--- Start PROVIDED DATA ---

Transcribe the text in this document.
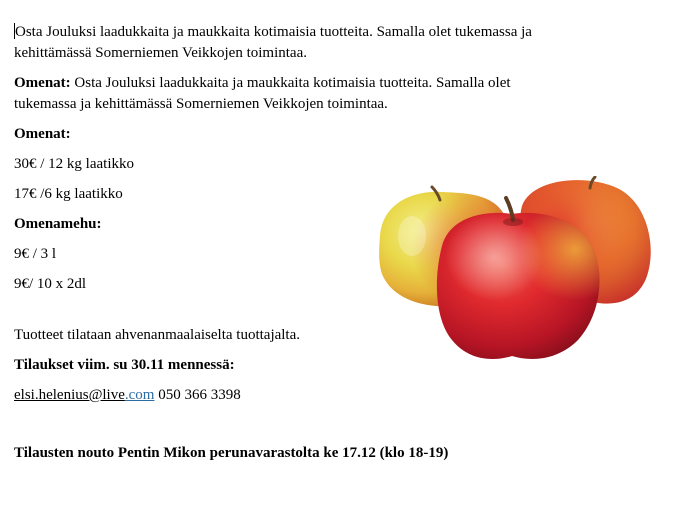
Osta Jouluksi laadukkaita ja maukkaita kotimaisia tuotteita. Samalla olet tukemassa ja kehittämässä Somerniemen Veikkojen toimintaa.
Omenat: Osta Jouluksi laadukkaita ja maukkaita kotimaisia tuotteita. Samalla olet tukemassa ja kehittämässä Somerniemen Veikkojen toimintaa.
Omenat:
30€ / 12 kg laatikko
17€ /6 kg laatikko
Omenamehu:
9€ / 3 l
9€/ 10 x 2dl
Tuotteet tilataan ahvenanmaalaiselta tuottajalta.
Tilaukset viim. su 30.11 mennessä:
elsi.helenius@live.com 050 366 3398
Tilausten nouto Pentin Mikon perunavarastolta ke 17.12 (klo 18-19)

--- End PROVIDED DATA ---

#### [TASK DETAILS]
Omit the pictures and give the material again, exactly and in full.

#### [ANSWER TO THIS TASK]
Transcribe the text in this document.
Osta Jouluksi laadukkaita ja maukkaita kotimaisia tuotteita. Samalla olet tukemassa ja kehittämässä Somerniemen Veikkojen toimintaa.
Omenat: Osta Jouluksi laadukkaita ja maukkaita kotimaisia tuotteita. Samalla olet tukemassa ja kehittämässä Somerniemen Veikkojen toimintaa.
Omenat:
30€ / 12 kg laatikko
17€ /6 kg laatikko
Omenamehu:
9€ / 3 l
9€/ 10 x 2dl
Tuotteet tilataan ahvenanmaalaiselta tuottajalta.
Tilaukset viim. su 30.11 mennessä:
elsi.helenius@live.com 050 366 3398
Tilausten nouto Pentin Mikon perunavarastolta ke 17.12 (klo 18-19)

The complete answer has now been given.